**STATED GOAL:**
Your task is to give the listing below back word for word, pictures excluded.

>> START

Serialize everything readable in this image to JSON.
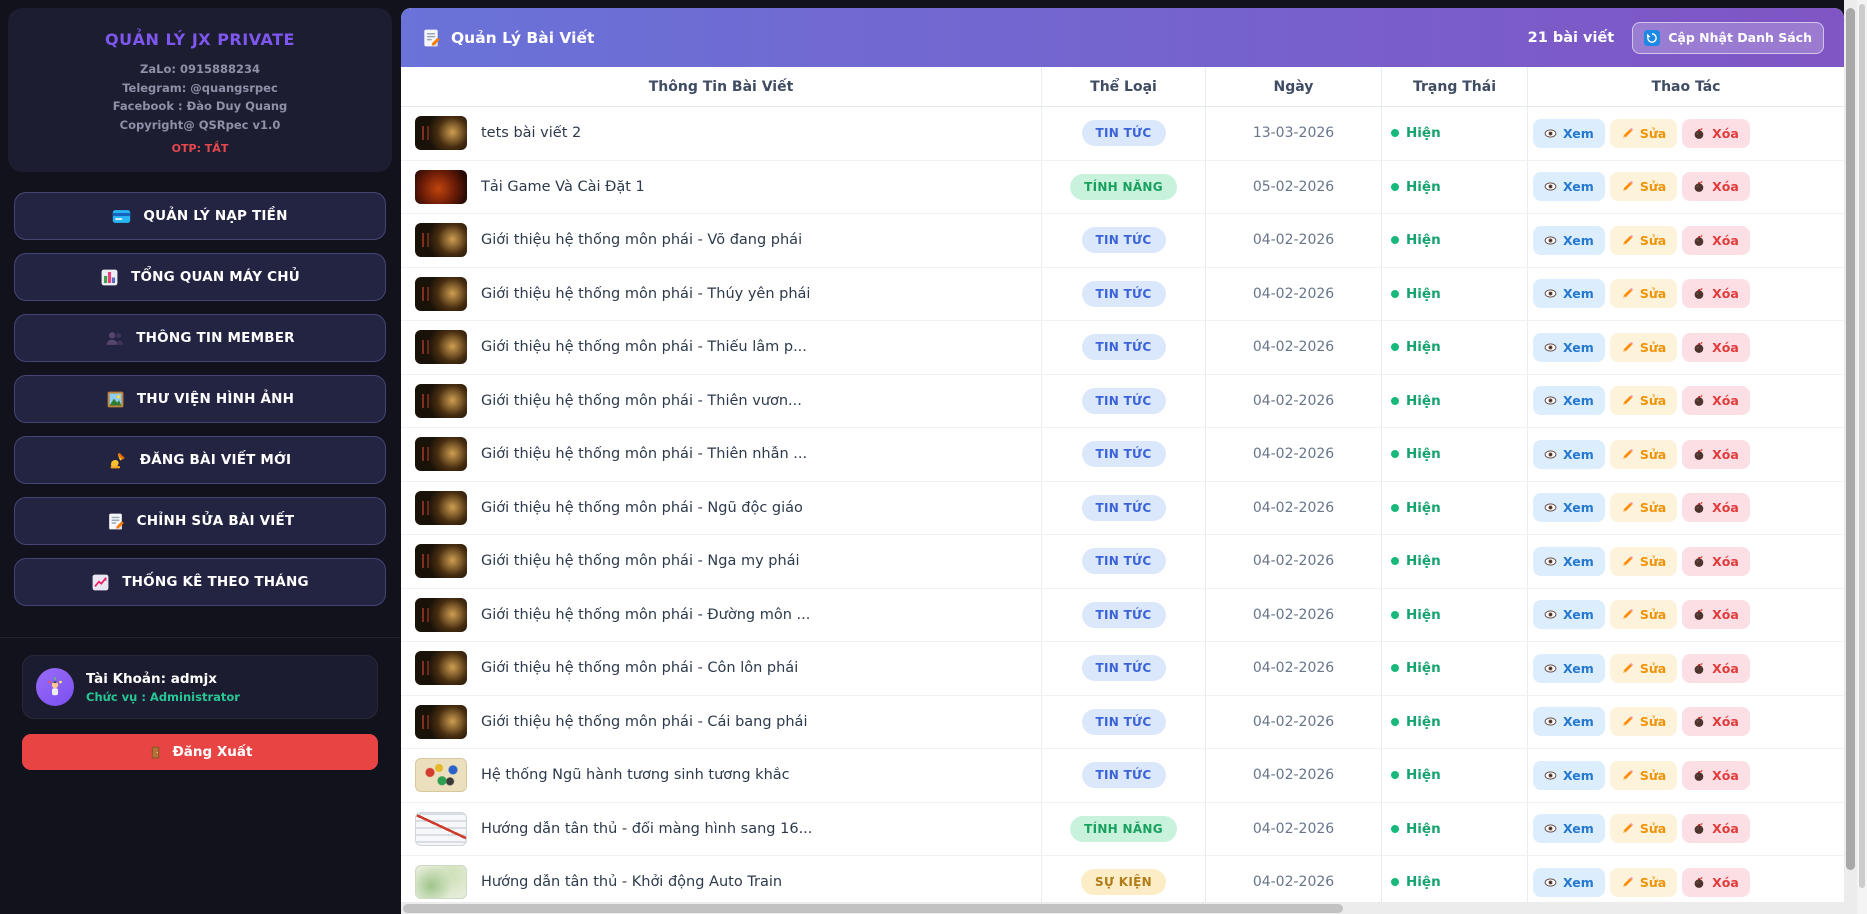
{
  "sidebar": {
    "title": "QUẢN LÝ JX PRIVATE",
    "info_lines": [
      "ZaLo: 0915888234",
      "Telegram: @quangsrpec",
      "Facebook : Đào Duy Quang",
      "Copyright@ QSRpec v1.0"
    ],
    "otp_status": "OTP: TẮT",
    "menu": [
      {
        "key": "nap-tien",
        "icon": "credit-card",
        "label": "QUẢN LÝ NẠP TIỀN"
      },
      {
        "key": "tong-quan",
        "icon": "bar-chart",
        "label": "TỔNG QUAN MÁY CHỦ"
      },
      {
        "key": "member",
        "icon": "users",
        "label": "THÔNG TIN MEMBER"
      },
      {
        "key": "thu-vien-anh",
        "icon": "picture",
        "label": "THƯ VIỆN HÌNH ẢNH"
      },
      {
        "key": "dang-bai-moi",
        "icon": "writing",
        "label": "ĐĂNG BÀI VIẾT MỚI"
      },
      {
        "key": "chinh-sua-bai",
        "icon": "memo",
        "label": "CHỈNH SỬA BÀI VIẾT"
      },
      {
        "key": "thong-ke",
        "icon": "chart-up",
        "label": "THỐNG KÊ THEO THÁNG"
      }
    ],
    "user": {
      "avatar_icon": "juggler",
      "account_label": "Tài Khoản: admjx",
      "role_label": "Chức vụ : Administrator"
    },
    "logout_icon": "door",
    "logout_label": "Đăng Xuất"
  },
  "header": {
    "icon": "memo",
    "title": "Quản Lý Bài Viết",
    "count_label": "21 bài viết",
    "refresh_button": {
      "icon": "refresh",
      "label": "Cập Nhật Danh Sách"
    }
  },
  "table": {
    "columns": [
      "Thông Tin Bài Viết",
      "Thể Loại",
      "Ngày",
      "Trạng Thái",
      "Thao Tác"
    ],
    "categories": {
      "news": {
        "label": "TIN TỨC",
        "bg": "#dbe7fb",
        "fg": "#3b63d8"
      },
      "feature": {
        "label": "TÍNH NĂNG",
        "bg": "#c9f2dd",
        "fg": "#18a05f"
      },
      "event": {
        "label": "SỰ KIỆN",
        "bg": "#fcedc6",
        "fg": "#b07c18"
      }
    },
    "status_colors": {
      "visible_dot": "#18b97a",
      "visible_text": "#16a370"
    },
    "actions": [
      {
        "icon": "eye",
        "label": "Xem",
        "style": "view"
      },
      {
        "icon": "pencil",
        "label": "Sửa",
        "style": "edit"
      },
      {
        "icon": "bomb",
        "label": "Xóa",
        "style": "delete"
      }
    ],
    "rows": [
      {
        "title": "tets bài viết 2",
        "category": "news",
        "date": "13-03-2026",
        "status": "Hiện",
        "thumb": "dark-ui"
      },
      {
        "title": "Tải Game Và Cài Đặt 1",
        "category": "feature",
        "date": "05-02-2026",
        "status": "Hiện",
        "thumb": "fire"
      },
      {
        "title": "Giới thiệu hệ thống môn phái - Võ đang phái",
        "category": "news",
        "date": "04-02-2026",
        "status": "Hiện",
        "thumb": "dark-ui"
      },
      {
        "title": "Giới thiệu hệ thống môn phái - Thúy yên phái",
        "category": "news",
        "date": "04-02-2026",
        "status": "Hiện",
        "thumb": "dark-ui"
      },
      {
        "title": "Giới thiệu hệ thống môn phái - Thiếu lâm p...",
        "category": "news",
        "date": "04-02-2026",
        "status": "Hiện",
        "thumb": "dark-ui"
      },
      {
        "title": "Giới thiệu hệ thống môn phái - Thiên vươn...",
        "category": "news",
        "date": "04-02-2026",
        "status": "Hiện",
        "thumb": "dark-ui"
      },
      {
        "title": "Giới thiệu hệ thống môn phái - Thiên nhẫn ...",
        "category": "news",
        "date": "04-02-2026",
        "status": "Hiện",
        "thumb": "dark-ui"
      },
      {
        "title": "Giới thiệu hệ thống môn phái - Ngũ độc giáo",
        "category": "news",
        "date": "04-02-2026",
        "status": "Hiện",
        "thumb": "dark-ui"
      },
      {
        "title": "Giới thiệu hệ thống môn phái - Nga my phái",
        "category": "news",
        "date": "04-02-2026",
        "status": "Hiện",
        "thumb": "dark-ui"
      },
      {
        "title": "Giới thiệu hệ thống môn phái - Đường môn ...",
        "category": "news",
        "date": "04-02-2026",
        "status": "Hiện",
        "thumb": "dark-ui"
      },
      {
        "title": "Giới thiệu hệ thống môn phái - Côn lôn phái",
        "category": "news",
        "date": "04-02-2026",
        "status": "Hiện",
        "thumb": "dark-ui"
      },
      {
        "title": "Giới thiệu hệ thống môn phái - Cái bang phái",
        "category": "news",
        "date": "04-02-2026",
        "status": "Hiện",
        "thumb": "dark-ui"
      },
      {
        "title": "Hệ thống Ngũ hành tương sinh tương khắc",
        "category": "news",
        "date": "04-02-2026",
        "status": "Hiện",
        "thumb": "parchment"
      },
      {
        "title": "Hướng dẫn tân thủ - đổi màng hình sang 16...",
        "category": "feature",
        "date": "04-02-2026",
        "status": "Hiện",
        "thumb": "screenshot"
      },
      {
        "title": "Hướng dẫn tân thủ - Khởi động Auto Train",
        "category": "event",
        "date": "04-02-2026",
        "status": "Hiện",
        "thumb": "map"
      }
    ]
  }
}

>> END

**TASK RESULT:**
Serialize everything readable in this image to JSON.
{
  "sidebar": {
    "title": "QUẢN LÝ JX PRIVATE",
    "info_lines": [
      "ZaLo: 0915888234",
      "Telegram: @quangsrpec",
      "Facebook : Đào Duy Quang",
      "Copyright@ QSRpec v1.0"
    ],
    "otp_status": "OTP: TẮT",
    "menu": [
      {
        "key": "nap-tien",
        "icon": "credit-card",
        "label": "QUẢN LÝ NẠP TIỀN"
      },
      {
        "key": "tong-quan",
        "icon": "bar-chart",
        "label": "TỔNG QUAN MÁY CHỦ"
      },
      {
        "key": "member",
        "icon": "users",
        "label": "THÔNG TIN MEMBER"
      },
      {
        "key": "thu-vien-anh",
        "icon": "picture",
        "label": "THƯ VIỆN HÌNH ẢNH"
      },
      {
        "key": "dang-bai-moi",
        "icon": "writing",
        "label": "ĐĂNG BÀI VIẾT MỚI"
      },
      {
        "key": "chinh-sua-bai",
        "icon": "memo",
        "label": "CHỈNH SỬA BÀI VIẾT"
      },
      {
        "key": "thong-ke",
        "icon": "chart-up",
        "label": "THỐNG KÊ THEO THÁNG"
      }
    ],
    "user": {
      "avatar_icon": "juggler",
      "account_label": "Tài Khoản: admjx",
      "role_label": "Chức vụ : Administrator"
    },
    "logout_icon": "door",
    "logout_label": "Đăng Xuất"
  },
  "header": {
    "icon": "memo",
    "title": "Quản Lý Bài Viết",
    "count_label": "21 bài viết",
    "refresh_button": {
      "icon": "refresh",
      "label": "Cập Nhật Danh Sách"
    }
  },
  "table": {
    "columns": [
      "Thông Tin Bài Viết",
      "Thể Loại",
      "Ngày",
      "Trạng Thái",
      "Thao Tác"
    ],
    "categories": {
      "news": {
        "label": "TIN TỨC",
        "bg": "#dbe7fb",
        "fg": "#3b63d8"
      },
      "feature": {
        "label": "TÍNH NĂNG",
        "bg": "#c9f2dd",
        "fg": "#18a05f"
      },
      "event": {
        "label": "SỰ KIỆN",
        "bg": "#fcedc6",
        "fg": "#b07c18"
      }
    },
    "status_colors": {
      "visible_dot": "#18b97a",
      "visible_text": "#16a370"
    },
    "actions": [
      {
        "icon": "eye",
        "label": "Xem",
        "style": "view"
      },
      {
        "icon": "pencil",
        "label": "Sửa",
        "style": "edit"
      },
      {
        "icon": "bomb",
        "label": "Xóa",
        "style": "delete"
      }
    ],
    "rows": [
      {
        "title": "tets bài viết 2",
        "category": "news",
        "date": "13-03-2026",
        "status": "Hiện",
        "thumb": "dark-ui"
      },
      {
        "title": "Tải Game Và Cài Đặt 1",
        "category": "feature",
        "date": "05-02-2026",
        "status": "Hiện",
        "thumb": "fire"
      },
      {
        "title": "Giới thiệu hệ thống môn phái - Võ đang phái",
        "category": "news",
        "date": "04-02-2026",
        "status": "Hiện",
        "thumb": "dark-ui"
      },
      {
        "title": "Giới thiệu hệ thống môn phái - Thúy yên phái",
        "category": "news",
        "date": "04-02-2026",
        "status": "Hiện",
        "thumb": "dark-ui"
      },
      {
        "title": "Giới thiệu hệ thống môn phái - Thiếu lâm p...",
        "category": "news",
        "date": "04-02-2026",
        "status": "Hiện",
        "thumb": "dark-ui"
      },
      {
        "title": "Giới thiệu hệ thống môn phái - Thiên vươn...",
        "category": "news",
        "date": "04-02-2026",
        "status": "Hiện",
        "thumb": "dark-ui"
      },
      {
        "title": "Giới thiệu hệ thống môn phái - Thiên nhẫn ...",
        "category": "news",
        "date": "04-02-2026",
        "status": "Hiện",
        "thumb": "dark-ui"
      },
      {
        "title": "Giới thiệu hệ thống môn phái - Ngũ độc giáo",
        "category": "news",
        "date": "04-02-2026",
        "status": "Hiện",
        "thumb": "dark-ui"
      },
      {
        "title": "Giới thiệu hệ thống môn phái - Nga my phái",
        "category": "news",
        "date": "04-02-2026",
        "status": "Hiện",
        "thumb": "dark-ui"
      },
      {
        "title": "Giới thiệu hệ thống môn phái - Đường môn ...",
        "category": "news",
        "date": "04-02-2026",
        "status": "Hiện",
        "thumb": "dark-ui"
      },
      {
        "title": "Giới thiệu hệ thống môn phái - Côn lôn phái",
        "category": "news",
        "date": "04-02-2026",
        "status": "Hiện",
        "thumb": "dark-ui"
      },
      {
        "title": "Giới thiệu hệ thống môn phái - Cái bang phái",
        "category": "news",
        "date": "04-02-2026",
        "status": "Hiện",
        "thumb": "dark-ui"
      },
      {
        "title": "Hệ thống Ngũ hành tương sinh tương khắc",
        "category": "news",
        "date": "04-02-2026",
        "status": "Hiện",
        "thumb": "parchment"
      },
      {
        "title": "Hướng dẫn tân thủ - đổi màng hình sang 16...",
        "category": "feature",
        "date": "04-02-2026",
        "status": "Hiện",
        "thumb": "screenshot"
      },
      {
        "title": "Hướng dẫn tân thủ - Khởi động Auto Train",
        "category": "event",
        "date": "04-02-2026",
        "status": "Hiện",
        "thumb": "map"
      }
    ]
  }
}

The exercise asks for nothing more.